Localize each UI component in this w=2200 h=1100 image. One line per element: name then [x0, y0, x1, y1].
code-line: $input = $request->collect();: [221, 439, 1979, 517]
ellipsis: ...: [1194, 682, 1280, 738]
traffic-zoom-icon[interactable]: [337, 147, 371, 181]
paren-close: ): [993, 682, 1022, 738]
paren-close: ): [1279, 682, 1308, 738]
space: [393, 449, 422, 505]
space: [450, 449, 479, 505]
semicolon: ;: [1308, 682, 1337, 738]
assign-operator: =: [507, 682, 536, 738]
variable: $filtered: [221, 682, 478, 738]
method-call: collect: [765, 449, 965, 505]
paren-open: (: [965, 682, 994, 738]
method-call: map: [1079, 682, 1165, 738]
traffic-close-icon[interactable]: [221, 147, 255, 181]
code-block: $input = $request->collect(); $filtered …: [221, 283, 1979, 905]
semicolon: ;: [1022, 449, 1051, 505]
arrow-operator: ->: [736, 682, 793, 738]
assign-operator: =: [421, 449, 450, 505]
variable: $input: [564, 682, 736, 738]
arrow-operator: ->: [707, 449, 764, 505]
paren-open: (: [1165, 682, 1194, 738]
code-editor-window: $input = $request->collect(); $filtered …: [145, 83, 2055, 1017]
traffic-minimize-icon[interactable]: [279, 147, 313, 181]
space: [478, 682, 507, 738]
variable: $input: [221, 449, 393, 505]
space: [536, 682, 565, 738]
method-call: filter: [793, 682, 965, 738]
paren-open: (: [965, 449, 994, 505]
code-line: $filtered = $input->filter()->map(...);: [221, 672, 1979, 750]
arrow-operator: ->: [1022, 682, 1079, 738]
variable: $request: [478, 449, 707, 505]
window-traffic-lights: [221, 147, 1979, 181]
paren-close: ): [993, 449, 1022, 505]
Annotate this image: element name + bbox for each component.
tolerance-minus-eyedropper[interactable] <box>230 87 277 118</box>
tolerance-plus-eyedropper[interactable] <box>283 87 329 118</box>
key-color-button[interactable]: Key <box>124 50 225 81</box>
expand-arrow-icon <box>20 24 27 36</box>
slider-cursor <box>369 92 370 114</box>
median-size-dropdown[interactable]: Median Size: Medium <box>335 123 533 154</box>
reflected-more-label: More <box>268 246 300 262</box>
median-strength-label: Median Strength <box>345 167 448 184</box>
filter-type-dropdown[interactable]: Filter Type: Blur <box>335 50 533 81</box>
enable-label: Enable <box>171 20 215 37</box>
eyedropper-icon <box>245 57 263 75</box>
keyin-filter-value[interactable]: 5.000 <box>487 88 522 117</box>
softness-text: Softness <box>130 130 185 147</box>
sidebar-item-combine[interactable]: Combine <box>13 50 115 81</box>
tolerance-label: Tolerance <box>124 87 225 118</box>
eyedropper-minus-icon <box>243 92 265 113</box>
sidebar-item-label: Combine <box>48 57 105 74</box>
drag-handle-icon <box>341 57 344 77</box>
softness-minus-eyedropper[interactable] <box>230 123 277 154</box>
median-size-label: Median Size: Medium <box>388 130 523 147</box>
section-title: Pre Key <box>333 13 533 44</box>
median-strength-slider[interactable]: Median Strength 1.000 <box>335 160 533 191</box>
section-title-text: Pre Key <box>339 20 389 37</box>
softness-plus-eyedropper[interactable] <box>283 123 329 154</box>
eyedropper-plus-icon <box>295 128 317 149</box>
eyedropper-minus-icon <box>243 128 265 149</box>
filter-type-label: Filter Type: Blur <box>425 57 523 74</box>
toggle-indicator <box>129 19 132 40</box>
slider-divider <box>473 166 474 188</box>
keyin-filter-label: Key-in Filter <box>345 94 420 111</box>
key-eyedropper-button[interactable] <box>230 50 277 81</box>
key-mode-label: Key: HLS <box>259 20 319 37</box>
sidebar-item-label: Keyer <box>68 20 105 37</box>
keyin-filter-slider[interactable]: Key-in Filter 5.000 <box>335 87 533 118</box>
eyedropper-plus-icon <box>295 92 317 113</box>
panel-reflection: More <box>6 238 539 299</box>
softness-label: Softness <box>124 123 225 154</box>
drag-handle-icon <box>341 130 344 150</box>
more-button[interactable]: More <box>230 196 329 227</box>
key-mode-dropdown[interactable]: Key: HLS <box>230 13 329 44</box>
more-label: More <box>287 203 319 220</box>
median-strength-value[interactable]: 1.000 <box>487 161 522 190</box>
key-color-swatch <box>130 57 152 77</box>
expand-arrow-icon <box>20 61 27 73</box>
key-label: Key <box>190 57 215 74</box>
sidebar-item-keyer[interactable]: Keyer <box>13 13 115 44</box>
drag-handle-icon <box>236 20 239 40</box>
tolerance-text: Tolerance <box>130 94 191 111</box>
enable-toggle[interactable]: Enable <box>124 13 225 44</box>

What you will do:
Copy out every line of the data above, unchanged and in the same order.

Reply to the exercise:
Localize each UI component in this w=2200 h=1100 image. One line per element: name then [x0, y0, x1, y1].
code-line: $input = $request->collect();: [221, 439, 1979, 517]
ellipsis: ...: [1194, 682, 1280, 738]
traffic-zoom-icon[interactable]: [337, 147, 371, 181]
paren-close: ): [993, 682, 1022, 738]
paren-close: ): [1279, 682, 1308, 738]
space: [393, 449, 422, 505]
space: [450, 449, 479, 505]
semicolon: ;: [1308, 682, 1337, 738]
assign-operator: =: [507, 682, 536, 738]
variable: $filtered: [221, 682, 478, 738]
method-call: collect: [765, 449, 965, 505]
paren-open: (: [965, 682, 994, 738]
method-call: map: [1079, 682, 1165, 738]
traffic-close-icon[interactable]: [221, 147, 255, 181]
code-block: $input = $request->collect(); $filtered …: [221, 283, 1979, 905]
semicolon: ;: [1022, 449, 1051, 505]
arrow-operator: ->: [736, 682, 793, 738]
assign-operator: =: [421, 449, 450, 505]
variable: $input: [564, 682, 736, 738]
arrow-operator: ->: [707, 449, 764, 505]
paren-open: (: [1165, 682, 1194, 738]
code-editor-window: $input = $request->collect(); $filtered …: [145, 83, 2055, 1017]
traffic-minimize-icon[interactable]: [279, 147, 313, 181]
space: [478, 682, 507, 738]
variable: $input: [221, 449, 393, 505]
space: [536, 682, 565, 738]
method-call: filter: [793, 682, 965, 738]
paren-open: (: [965, 449, 994, 505]
code-line: $filtered = $input->filter()->map(...);: [221, 672, 1979, 750]
arrow-operator: ->: [1022, 682, 1079, 738]
variable: $request: [478, 449, 707, 505]
window-traffic-lights: [221, 147, 1979, 181]
paren-close: ): [993, 449, 1022, 505]
Annotate this image: element name + bbox for each component.
tolerance-minus-eyedropper[interactable] <box>230 87 277 118</box>
tolerance-plus-eyedropper[interactable] <box>283 87 329 118</box>
key-color-button[interactable]: Key <box>124 50 225 81</box>
expand-arrow-icon <box>20 24 27 36</box>
slider-cursor <box>369 92 370 114</box>
median-size-dropdown[interactable]: Median Size: Medium <box>335 123 533 154</box>
reflected-more-label: More <box>268 246 300 262</box>
median-strength-label: Median Strength <box>345 167 448 184</box>
filter-type-dropdown[interactable]: Filter Type: Blur <box>335 50 533 81</box>
enable-label: Enable <box>171 20 215 37</box>
eyedropper-icon <box>245 57 263 75</box>
keyin-filter-value[interactable]: 5.000 <box>487 88 522 117</box>
softness-text: Softness <box>130 130 185 147</box>
sidebar-item-combine[interactable]: Combine <box>13 50 115 81</box>
tolerance-label: Tolerance <box>124 87 225 118</box>
eyedropper-minus-icon <box>243 92 265 113</box>
sidebar-item-label: Combine <box>48 57 105 74</box>
drag-handle-icon <box>341 57 344 77</box>
softness-minus-eyedropper[interactable] <box>230 123 277 154</box>
median-size-label: Median Size: Medium <box>388 130 523 147</box>
section-title: Pre Key <box>333 13 533 44</box>
median-strength-slider[interactable]: Median Strength 1.000 <box>335 160 533 191</box>
section-title-text: Pre Key <box>339 20 389 37</box>
softness-plus-eyedropper[interactable] <box>283 123 329 154</box>
eyedropper-plus-icon <box>295 128 317 149</box>
eyedropper-minus-icon <box>243 128 265 149</box>
filter-type-label: Filter Type: Blur <box>425 57 523 74</box>
toggle-indicator <box>129 19 132 40</box>
slider-divider <box>473 166 474 188</box>
keyin-filter-label: Key-in Filter <box>345 94 420 111</box>
key-eyedropper-button[interactable] <box>230 50 277 81</box>
key-mode-label: Key: HLS <box>259 20 319 37</box>
sidebar-item-label: Keyer <box>68 20 105 37</box>
keyin-filter-slider[interactable]: Key-in Filter 5.000 <box>335 87 533 118</box>
eyedropper-plus-icon <box>295 92 317 113</box>
panel-reflection: More <box>6 238 539 299</box>
softness-label: Softness <box>124 123 225 154</box>
drag-handle-icon <box>341 130 344 150</box>
more-button[interactable]: More <box>230 196 329 227</box>
key-mode-dropdown[interactable]: Key: HLS <box>230 13 329 44</box>
more-label: More <box>287 203 319 220</box>
median-strength-value[interactable]: 1.000 <box>487 161 522 190</box>
key-color-swatch <box>130 57 152 77</box>
expand-arrow-icon <box>20 61 27 73</box>
key-label: Key <box>190 57 215 74</box>
sidebar-item-keyer[interactable]: Keyer <box>13 13 115 44</box>
drag-handle-icon <box>236 20 239 40</box>
tolerance-text: Tolerance <box>130 94 191 111</box>
enable-toggle[interactable]: Enable <box>124 13 225 44</box>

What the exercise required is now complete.